> [Exercise brief]:
Don't copy the pictures; return every other part of the records exactly.

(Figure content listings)
--------
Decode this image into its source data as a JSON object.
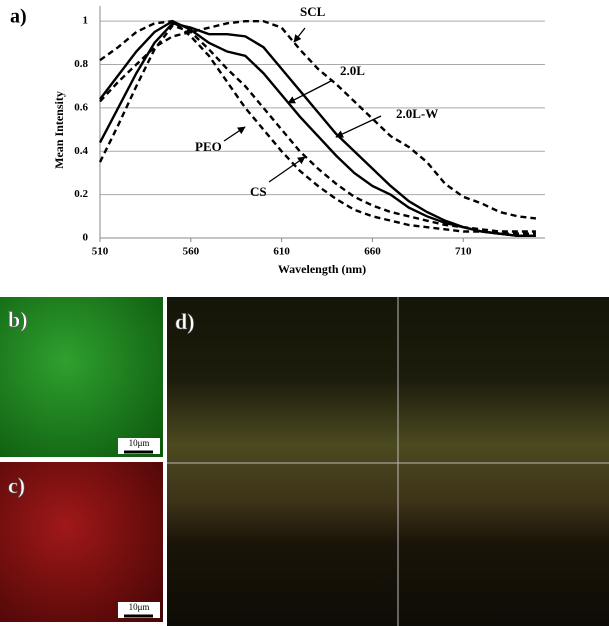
{
  "chart_data": {
    "type": "line",
    "label": "a)",
    "x_label": "Wavelength (nm)",
    "y_label": "Mean Intensity",
    "x": [
      510,
      520,
      530,
      540,
      550,
      560,
      570,
      580,
      590,
      600,
      610,
      620,
      630,
      640,
      650,
      660,
      670,
      680,
      690,
      700,
      710,
      720,
      730,
      740,
      750
    ],
    "xlim": [
      510,
      755
    ],
    "xticks": [
      510,
      560,
      610,
      660,
      710
    ],
    "ylim": [
      0,
      1.07
    ],
    "yticks": [
      0,
      0.2,
      0.4,
      0.6,
      0.8,
      1
    ],
    "grid": true,
    "series": [
      {
        "name": "SCL",
        "color": "#000000",
        "style": "dashed",
        "values": [
          0.63,
          0.72,
          0.8,
          0.88,
          0.93,
          0.95,
          0.97,
          0.99,
          1.0,
          1.0,
          0.97,
          0.87,
          0.78,
          0.71,
          0.63,
          0.55,
          0.47,
          0.42,
          0.35,
          0.25,
          0.19,
          0.16,
          0.12,
          0.1,
          0.09
        ]
      },
      {
        "name": "2.0L",
        "color": "#000000",
        "style": "solid",
        "values": [
          0.64,
          0.75,
          0.86,
          0.95,
          1.0,
          0.96,
          0.9,
          0.86,
          0.84,
          0.76,
          0.66,
          0.56,
          0.47,
          0.38,
          0.3,
          0.24,
          0.2,
          0.14,
          0.1,
          0.07,
          0.05,
          0.03,
          0.02,
          0.01,
          0.01
        ]
      },
      {
        "name": "2.0L-W",
        "color": "#000000",
        "style": "solid",
        "values": [
          0.44,
          0.6,
          0.76,
          0.9,
          0.99,
          0.97,
          0.94,
          0.94,
          0.93,
          0.88,
          0.78,
          0.68,
          0.58,
          0.48,
          0.4,
          0.32,
          0.24,
          0.17,
          0.12,
          0.08,
          0.05,
          0.03,
          0.02,
          0.01,
          0.01
        ]
      },
      {
        "name": "PEO",
        "color": "#000000",
        "style": "dashed",
        "values": [
          0.82,
          0.88,
          0.95,
          0.99,
          1.0,
          0.93,
          0.84,
          0.72,
          0.6,
          0.5,
          0.4,
          0.31,
          0.24,
          0.18,
          0.13,
          0.1,
          0.08,
          0.06,
          0.05,
          0.04,
          0.03,
          0.03,
          0.02,
          0.02,
          0.02
        ]
      },
      {
        "name": "CS",
        "color": "#000000",
        "style": "dashed",
        "values": [
          0.35,
          0.52,
          0.7,
          0.87,
          0.98,
          0.95,
          0.87,
          0.78,
          0.7,
          0.6,
          0.5,
          0.4,
          0.32,
          0.25,
          0.19,
          0.15,
          0.12,
          0.1,
          0.08,
          0.06,
          0.05,
          0.04,
          0.03,
          0.03,
          0.03
        ]
      }
    ]
  },
  "panels": [
    {
      "label": "b)",
      "scale_bar": "10μm"
    },
    {
      "label": "c)",
      "scale_bar": "10μm"
    },
    {
      "label": "d)"
    }
  ]
}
--------
> [Expected answer]:
Decode this image into its source data as a JSON object.
{
  "chart_data": {
    "type": "line",
    "label": "a)",
    "x_label": "Wavelength (nm)",
    "y_label": "Mean Intensity",
    "x": [
      510,
      520,
      530,
      540,
      550,
      560,
      570,
      580,
      590,
      600,
      610,
      620,
      630,
      640,
      650,
      660,
      670,
      680,
      690,
      700,
      710,
      720,
      730,
      740,
      750
    ],
    "xlim": [
      510,
      755
    ],
    "xticks": [
      510,
      560,
      610,
      660,
      710
    ],
    "ylim": [
      0,
      1.07
    ],
    "yticks": [
      0,
      0.2,
      0.4,
      0.6,
      0.8,
      1
    ],
    "grid": true,
    "series": [
      {
        "name": "SCL",
        "color": "#000000",
        "style": "dashed",
        "values": [
          0.63,
          0.72,
          0.8,
          0.88,
          0.93,
          0.95,
          0.97,
          0.99,
          1.0,
          1.0,
          0.97,
          0.87,
          0.78,
          0.71,
          0.63,
          0.55,
          0.47,
          0.42,
          0.35,
          0.25,
          0.19,
          0.16,
          0.12,
          0.1,
          0.09
        ]
      },
      {
        "name": "2.0L",
        "color": "#000000",
        "style": "solid",
        "values": [
          0.64,
          0.75,
          0.86,
          0.95,
          1.0,
          0.96,
          0.9,
          0.86,
          0.84,
          0.76,
          0.66,
          0.56,
          0.47,
          0.38,
          0.3,
          0.24,
          0.2,
          0.14,
          0.1,
          0.07,
          0.05,
          0.03,
          0.02,
          0.01,
          0.01
        ]
      },
      {
        "name": "2.0L-W",
        "color": "#000000",
        "style": "solid",
        "values": [
          0.44,
          0.6,
          0.76,
          0.9,
          0.99,
          0.97,
          0.94,
          0.94,
          0.93,
          0.88,
          0.78,
          0.68,
          0.58,
          0.48,
          0.4,
          0.32,
          0.24,
          0.17,
          0.12,
          0.08,
          0.05,
          0.03,
          0.02,
          0.01,
          0.01
        ]
      },
      {
        "name": "PEO",
        "color": "#000000",
        "style": "dashed",
        "values": [
          0.82,
          0.88,
          0.95,
          0.99,
          1.0,
          0.93,
          0.84,
          0.72,
          0.6,
          0.5,
          0.4,
          0.31,
          0.24,
          0.18,
          0.13,
          0.1,
          0.08,
          0.06,
          0.05,
          0.04,
          0.03,
          0.03,
          0.02,
          0.02,
          0.02
        ]
      },
      {
        "name": "CS",
        "color": "#000000",
        "style": "dashed",
        "values": [
          0.35,
          0.52,
          0.7,
          0.87,
          0.98,
          0.95,
          0.87,
          0.78,
          0.7,
          0.6,
          0.5,
          0.4,
          0.32,
          0.25,
          0.19,
          0.15,
          0.12,
          0.1,
          0.08,
          0.06,
          0.05,
          0.04,
          0.03,
          0.03,
          0.03
        ]
      }
    ]
  },
  "panels": [
    {
      "label": "b)",
      "scale_bar": "10μm"
    },
    {
      "label": "c)",
      "scale_bar": "10μm"
    },
    {
      "label": "d)"
    }
  ]
}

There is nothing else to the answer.